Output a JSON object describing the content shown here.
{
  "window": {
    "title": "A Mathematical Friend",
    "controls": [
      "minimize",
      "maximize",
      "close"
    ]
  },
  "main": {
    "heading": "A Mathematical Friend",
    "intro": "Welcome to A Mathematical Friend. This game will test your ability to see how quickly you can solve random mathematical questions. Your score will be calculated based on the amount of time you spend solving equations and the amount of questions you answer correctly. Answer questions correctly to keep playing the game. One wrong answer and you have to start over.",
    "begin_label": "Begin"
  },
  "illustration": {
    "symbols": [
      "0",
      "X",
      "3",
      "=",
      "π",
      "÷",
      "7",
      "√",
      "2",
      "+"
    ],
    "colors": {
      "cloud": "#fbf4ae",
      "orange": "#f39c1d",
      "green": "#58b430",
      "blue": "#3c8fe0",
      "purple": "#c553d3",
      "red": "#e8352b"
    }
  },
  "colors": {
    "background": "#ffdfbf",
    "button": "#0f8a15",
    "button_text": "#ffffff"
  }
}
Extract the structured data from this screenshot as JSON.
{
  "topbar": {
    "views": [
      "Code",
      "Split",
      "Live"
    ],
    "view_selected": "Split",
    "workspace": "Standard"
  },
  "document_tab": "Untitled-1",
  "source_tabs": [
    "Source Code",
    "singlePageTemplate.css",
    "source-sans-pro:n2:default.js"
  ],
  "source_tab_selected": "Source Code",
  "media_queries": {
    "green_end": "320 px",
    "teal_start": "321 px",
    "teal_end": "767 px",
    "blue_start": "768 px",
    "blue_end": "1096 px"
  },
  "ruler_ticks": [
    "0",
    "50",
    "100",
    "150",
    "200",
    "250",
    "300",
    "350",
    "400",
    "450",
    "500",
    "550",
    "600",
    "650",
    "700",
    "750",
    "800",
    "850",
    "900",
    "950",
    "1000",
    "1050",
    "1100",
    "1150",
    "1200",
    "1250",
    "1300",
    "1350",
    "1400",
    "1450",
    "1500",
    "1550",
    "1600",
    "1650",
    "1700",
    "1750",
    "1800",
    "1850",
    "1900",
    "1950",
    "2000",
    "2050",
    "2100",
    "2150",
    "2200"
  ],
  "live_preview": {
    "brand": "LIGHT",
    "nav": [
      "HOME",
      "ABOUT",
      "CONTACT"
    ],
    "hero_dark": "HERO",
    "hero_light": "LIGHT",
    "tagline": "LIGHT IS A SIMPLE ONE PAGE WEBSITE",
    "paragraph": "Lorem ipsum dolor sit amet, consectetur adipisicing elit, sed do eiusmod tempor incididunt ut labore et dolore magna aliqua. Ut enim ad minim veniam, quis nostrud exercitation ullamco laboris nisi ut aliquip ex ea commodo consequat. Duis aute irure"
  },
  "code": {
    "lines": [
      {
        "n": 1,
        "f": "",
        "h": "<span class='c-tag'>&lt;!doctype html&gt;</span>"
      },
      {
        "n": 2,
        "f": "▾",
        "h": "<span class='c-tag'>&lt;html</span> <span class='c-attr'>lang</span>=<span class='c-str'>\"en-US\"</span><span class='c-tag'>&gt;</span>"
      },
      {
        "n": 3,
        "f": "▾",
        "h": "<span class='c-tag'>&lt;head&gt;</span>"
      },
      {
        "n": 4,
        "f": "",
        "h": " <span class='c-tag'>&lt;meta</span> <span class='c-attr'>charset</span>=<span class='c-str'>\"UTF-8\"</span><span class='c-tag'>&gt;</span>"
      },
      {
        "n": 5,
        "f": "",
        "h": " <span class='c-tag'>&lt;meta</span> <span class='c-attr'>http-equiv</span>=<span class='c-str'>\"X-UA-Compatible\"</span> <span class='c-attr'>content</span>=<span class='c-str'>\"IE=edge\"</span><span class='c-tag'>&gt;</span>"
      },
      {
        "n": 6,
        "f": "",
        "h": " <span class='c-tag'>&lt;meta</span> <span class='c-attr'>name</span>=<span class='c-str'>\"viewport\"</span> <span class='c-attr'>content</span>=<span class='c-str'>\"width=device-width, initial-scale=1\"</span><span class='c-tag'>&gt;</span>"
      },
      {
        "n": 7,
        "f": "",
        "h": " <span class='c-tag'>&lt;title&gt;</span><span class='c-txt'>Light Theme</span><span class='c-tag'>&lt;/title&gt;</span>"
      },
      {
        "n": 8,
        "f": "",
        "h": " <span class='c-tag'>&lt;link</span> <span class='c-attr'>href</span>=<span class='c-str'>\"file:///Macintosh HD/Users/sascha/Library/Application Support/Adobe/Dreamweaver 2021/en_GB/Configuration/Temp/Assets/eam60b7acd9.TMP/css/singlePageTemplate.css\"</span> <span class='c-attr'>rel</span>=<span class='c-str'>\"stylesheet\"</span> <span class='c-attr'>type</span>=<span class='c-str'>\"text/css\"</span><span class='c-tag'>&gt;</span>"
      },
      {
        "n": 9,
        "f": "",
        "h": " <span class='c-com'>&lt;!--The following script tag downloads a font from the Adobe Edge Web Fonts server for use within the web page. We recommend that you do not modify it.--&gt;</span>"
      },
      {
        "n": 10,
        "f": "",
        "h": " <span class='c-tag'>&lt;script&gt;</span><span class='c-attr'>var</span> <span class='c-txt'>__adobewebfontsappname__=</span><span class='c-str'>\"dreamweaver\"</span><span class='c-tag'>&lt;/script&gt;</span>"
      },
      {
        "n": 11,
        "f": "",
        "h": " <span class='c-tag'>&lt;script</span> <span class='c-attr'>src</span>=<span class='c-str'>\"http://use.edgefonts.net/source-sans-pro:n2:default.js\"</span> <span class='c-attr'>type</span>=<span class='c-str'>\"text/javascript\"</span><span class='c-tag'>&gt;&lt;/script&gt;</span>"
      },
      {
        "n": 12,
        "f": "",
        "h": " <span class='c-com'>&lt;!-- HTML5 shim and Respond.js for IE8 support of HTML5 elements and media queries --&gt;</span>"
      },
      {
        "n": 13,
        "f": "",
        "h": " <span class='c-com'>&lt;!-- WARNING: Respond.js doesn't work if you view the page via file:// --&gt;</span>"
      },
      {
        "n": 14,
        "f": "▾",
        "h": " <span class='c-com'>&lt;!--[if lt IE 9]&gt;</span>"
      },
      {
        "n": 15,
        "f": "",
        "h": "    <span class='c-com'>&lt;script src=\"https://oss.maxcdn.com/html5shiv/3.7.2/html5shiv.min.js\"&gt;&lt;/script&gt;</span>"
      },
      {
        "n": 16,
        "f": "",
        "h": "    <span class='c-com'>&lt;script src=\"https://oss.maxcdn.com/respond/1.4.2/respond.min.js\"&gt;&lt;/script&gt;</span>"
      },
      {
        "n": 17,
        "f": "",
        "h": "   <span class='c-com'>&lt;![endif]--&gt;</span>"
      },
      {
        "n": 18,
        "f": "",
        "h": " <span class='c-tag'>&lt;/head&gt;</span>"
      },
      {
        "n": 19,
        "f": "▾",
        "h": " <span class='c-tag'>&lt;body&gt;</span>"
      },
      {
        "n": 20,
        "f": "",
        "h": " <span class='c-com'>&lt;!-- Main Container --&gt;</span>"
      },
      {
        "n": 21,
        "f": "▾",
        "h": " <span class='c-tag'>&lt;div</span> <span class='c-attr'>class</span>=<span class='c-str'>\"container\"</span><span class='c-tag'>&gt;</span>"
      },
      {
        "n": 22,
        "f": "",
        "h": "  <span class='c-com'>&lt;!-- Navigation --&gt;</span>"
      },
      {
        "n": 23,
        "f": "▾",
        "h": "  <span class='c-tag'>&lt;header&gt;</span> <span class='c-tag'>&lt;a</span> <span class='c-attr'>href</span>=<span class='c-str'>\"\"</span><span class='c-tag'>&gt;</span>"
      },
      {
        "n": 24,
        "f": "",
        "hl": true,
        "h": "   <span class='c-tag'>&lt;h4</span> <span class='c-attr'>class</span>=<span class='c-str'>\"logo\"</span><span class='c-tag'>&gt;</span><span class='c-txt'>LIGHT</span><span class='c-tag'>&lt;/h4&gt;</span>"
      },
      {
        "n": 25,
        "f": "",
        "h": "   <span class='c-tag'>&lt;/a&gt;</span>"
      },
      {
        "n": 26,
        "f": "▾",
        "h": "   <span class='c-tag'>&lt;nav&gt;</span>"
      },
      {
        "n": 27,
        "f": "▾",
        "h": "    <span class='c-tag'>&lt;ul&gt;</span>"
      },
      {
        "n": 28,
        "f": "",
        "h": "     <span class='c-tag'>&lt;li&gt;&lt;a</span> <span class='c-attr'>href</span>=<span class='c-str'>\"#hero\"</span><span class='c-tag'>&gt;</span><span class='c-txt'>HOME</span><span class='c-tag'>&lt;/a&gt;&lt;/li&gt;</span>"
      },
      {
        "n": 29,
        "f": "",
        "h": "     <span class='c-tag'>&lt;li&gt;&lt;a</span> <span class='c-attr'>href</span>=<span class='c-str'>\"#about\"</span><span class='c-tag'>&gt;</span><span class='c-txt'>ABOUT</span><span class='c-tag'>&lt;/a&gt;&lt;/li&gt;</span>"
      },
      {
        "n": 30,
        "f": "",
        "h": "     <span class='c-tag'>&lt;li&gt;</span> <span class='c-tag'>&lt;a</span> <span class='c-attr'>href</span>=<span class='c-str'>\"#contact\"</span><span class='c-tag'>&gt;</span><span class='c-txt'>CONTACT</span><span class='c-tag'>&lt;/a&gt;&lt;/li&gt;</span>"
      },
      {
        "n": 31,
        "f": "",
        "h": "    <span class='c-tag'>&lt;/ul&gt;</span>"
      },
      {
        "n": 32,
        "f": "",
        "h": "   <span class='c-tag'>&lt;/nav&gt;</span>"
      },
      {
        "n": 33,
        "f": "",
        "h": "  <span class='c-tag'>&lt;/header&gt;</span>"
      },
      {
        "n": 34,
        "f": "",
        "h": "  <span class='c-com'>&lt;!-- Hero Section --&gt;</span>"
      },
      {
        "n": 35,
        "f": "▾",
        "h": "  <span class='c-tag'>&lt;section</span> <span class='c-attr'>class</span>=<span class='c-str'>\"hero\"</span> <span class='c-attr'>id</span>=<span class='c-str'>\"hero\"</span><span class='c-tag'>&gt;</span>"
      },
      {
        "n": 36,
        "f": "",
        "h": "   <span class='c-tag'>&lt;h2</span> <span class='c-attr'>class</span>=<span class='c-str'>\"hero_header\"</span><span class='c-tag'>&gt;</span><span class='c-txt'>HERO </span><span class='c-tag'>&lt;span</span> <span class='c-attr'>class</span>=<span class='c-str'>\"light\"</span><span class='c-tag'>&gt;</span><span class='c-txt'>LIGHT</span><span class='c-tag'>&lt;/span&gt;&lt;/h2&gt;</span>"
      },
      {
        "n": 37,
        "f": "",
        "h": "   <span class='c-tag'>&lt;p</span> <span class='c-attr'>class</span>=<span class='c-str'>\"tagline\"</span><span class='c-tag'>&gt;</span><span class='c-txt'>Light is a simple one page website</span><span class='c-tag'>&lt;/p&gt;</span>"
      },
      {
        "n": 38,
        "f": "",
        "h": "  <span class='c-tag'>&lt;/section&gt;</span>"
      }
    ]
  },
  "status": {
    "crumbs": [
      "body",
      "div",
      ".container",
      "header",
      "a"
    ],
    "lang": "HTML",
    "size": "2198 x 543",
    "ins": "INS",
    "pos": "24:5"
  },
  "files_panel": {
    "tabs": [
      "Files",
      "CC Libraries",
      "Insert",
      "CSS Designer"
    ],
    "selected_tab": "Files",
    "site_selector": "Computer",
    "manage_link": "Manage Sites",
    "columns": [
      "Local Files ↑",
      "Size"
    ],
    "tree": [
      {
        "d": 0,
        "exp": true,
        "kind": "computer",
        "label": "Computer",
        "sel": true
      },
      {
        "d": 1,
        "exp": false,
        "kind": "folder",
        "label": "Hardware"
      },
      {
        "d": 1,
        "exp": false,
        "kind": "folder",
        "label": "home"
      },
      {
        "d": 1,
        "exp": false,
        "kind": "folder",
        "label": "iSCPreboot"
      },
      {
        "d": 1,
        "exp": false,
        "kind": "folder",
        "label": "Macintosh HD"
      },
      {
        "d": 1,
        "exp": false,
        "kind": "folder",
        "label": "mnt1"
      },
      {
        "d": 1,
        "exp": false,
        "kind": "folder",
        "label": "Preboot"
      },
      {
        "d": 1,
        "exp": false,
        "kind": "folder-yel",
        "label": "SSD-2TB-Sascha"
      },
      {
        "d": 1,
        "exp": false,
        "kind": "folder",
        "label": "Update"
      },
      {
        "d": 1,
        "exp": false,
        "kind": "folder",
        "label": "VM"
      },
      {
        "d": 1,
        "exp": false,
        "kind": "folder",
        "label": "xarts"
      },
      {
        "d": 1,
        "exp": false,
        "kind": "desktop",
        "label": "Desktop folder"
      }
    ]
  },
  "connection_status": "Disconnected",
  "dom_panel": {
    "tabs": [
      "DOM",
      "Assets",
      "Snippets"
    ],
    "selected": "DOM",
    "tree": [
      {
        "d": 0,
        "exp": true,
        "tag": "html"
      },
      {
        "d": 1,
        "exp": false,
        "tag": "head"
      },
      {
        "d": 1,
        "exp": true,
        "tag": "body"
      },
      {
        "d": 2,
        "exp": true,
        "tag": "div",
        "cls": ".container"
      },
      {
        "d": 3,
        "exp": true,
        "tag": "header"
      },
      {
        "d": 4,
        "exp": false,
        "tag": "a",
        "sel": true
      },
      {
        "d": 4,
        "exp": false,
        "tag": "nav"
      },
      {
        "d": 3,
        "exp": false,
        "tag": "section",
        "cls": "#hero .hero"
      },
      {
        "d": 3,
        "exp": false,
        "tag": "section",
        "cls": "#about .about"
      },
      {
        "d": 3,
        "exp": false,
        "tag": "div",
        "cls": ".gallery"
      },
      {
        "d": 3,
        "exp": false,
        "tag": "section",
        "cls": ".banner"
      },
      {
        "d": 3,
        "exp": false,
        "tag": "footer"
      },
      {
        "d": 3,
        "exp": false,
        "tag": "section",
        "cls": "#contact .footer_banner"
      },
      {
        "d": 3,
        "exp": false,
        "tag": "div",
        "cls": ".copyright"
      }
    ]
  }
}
_ _ _ _
● AIM
Only lines with the word "Friend" are wanted, so copy each one from the records.

● THE ANSWER
    "title": "A Mathematical Friend",
    "heading": "A Mathematical Friend",
    "intro": "Welcome to A Mathematical Friend. This game will test your ability to see how quickly you can solve random mathematical questions. Your score will be calculated based on the amount of time you spend solving equations and the amount of questions you answer correctly. Answer questions correctly to keep playing the game. One wrong answer and you have to start over.",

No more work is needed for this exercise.